start
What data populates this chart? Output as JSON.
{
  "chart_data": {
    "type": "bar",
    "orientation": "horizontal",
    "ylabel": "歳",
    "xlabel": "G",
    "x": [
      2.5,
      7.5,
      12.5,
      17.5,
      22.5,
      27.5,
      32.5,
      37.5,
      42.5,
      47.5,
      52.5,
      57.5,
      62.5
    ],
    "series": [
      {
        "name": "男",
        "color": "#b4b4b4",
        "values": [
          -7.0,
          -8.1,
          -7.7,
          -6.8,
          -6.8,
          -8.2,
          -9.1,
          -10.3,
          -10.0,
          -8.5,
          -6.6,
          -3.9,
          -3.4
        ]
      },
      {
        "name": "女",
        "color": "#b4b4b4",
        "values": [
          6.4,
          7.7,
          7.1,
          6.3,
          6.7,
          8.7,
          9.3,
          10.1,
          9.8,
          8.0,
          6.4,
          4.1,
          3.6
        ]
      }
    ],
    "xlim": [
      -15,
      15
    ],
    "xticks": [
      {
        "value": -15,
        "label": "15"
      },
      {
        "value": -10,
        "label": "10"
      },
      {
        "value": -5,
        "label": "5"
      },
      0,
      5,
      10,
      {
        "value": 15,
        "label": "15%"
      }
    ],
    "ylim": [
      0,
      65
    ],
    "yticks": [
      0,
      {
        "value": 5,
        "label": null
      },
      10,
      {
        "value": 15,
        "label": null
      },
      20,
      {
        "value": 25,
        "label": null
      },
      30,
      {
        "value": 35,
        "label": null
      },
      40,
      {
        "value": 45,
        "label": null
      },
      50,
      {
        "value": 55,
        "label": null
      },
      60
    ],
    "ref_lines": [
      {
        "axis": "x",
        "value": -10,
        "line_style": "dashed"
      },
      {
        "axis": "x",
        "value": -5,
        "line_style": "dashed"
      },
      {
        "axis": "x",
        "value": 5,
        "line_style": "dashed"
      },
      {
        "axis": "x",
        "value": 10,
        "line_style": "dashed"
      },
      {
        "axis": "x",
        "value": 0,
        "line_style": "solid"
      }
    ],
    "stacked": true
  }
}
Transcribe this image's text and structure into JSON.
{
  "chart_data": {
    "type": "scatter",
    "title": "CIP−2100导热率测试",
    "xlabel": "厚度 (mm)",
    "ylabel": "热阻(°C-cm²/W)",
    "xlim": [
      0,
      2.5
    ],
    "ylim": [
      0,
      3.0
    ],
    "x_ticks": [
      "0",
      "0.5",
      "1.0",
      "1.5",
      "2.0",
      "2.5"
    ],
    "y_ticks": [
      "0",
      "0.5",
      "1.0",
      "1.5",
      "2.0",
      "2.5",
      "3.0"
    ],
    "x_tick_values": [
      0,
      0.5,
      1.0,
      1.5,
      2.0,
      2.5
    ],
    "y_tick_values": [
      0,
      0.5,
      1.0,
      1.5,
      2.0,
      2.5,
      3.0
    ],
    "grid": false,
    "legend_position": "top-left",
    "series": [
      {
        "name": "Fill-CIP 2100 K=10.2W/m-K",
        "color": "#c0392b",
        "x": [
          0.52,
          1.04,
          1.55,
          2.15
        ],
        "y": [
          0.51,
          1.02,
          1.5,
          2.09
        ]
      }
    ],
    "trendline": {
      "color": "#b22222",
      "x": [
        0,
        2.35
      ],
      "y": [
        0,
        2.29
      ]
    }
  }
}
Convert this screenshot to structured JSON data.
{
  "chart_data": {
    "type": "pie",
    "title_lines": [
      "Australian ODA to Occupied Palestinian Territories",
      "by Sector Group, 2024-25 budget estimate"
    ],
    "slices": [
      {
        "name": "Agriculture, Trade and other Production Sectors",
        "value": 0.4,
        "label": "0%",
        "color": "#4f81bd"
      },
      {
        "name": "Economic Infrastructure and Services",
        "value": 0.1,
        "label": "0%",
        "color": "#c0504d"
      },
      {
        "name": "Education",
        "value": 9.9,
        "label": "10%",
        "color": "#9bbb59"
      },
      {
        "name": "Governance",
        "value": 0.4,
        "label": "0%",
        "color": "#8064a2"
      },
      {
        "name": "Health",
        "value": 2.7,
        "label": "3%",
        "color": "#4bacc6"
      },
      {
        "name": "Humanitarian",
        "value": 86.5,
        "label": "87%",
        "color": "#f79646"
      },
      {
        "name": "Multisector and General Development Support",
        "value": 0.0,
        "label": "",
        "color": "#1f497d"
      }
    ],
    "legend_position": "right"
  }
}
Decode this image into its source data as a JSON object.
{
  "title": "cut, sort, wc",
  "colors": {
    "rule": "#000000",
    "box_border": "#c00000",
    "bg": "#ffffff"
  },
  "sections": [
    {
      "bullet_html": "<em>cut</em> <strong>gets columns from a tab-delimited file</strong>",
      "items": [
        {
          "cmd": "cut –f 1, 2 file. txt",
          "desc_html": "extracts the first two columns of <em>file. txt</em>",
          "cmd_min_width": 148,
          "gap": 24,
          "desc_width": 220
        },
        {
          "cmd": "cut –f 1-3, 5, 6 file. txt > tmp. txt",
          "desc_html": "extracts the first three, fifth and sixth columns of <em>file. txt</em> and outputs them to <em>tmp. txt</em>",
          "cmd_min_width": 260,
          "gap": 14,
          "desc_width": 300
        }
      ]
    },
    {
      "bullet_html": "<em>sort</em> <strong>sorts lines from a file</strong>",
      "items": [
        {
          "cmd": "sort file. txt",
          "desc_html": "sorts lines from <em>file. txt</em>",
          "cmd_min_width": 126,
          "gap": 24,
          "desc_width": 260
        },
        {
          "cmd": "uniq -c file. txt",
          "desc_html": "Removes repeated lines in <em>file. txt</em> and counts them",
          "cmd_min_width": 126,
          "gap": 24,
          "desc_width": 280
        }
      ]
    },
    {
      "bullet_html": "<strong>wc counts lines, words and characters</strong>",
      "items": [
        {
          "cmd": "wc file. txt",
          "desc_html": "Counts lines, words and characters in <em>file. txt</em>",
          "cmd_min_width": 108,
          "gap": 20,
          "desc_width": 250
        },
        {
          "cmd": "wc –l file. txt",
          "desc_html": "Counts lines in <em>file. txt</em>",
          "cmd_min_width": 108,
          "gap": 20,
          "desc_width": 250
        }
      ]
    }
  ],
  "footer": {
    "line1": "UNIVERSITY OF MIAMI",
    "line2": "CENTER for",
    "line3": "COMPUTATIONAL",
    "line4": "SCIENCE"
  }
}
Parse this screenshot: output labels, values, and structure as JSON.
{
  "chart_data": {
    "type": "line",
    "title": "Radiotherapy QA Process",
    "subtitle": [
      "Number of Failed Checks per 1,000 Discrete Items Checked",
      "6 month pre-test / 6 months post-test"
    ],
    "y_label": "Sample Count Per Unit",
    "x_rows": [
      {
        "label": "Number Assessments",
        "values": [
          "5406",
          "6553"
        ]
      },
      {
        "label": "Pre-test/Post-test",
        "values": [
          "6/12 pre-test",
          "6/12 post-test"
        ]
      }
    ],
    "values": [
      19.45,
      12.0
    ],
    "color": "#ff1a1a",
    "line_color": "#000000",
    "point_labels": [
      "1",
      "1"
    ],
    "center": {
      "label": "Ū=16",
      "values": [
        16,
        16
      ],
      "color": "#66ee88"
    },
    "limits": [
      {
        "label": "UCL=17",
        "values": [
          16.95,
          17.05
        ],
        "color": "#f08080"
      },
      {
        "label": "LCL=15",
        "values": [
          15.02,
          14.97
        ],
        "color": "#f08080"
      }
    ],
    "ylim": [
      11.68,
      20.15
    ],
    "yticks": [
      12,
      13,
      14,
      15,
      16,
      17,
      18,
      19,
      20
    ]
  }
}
end
> Exercise aim: Copy out every line with the word "strong".

> Task answer:
      "bullet_html": "<em>cut</em> <strong>gets columns from a tab-delimited file</strong>",
      "bullet_html": "<em>sort</em> <strong>sorts lines from a file</strong>",
      "bullet_html": "<strong>wc counts lines, words and characters</strong>",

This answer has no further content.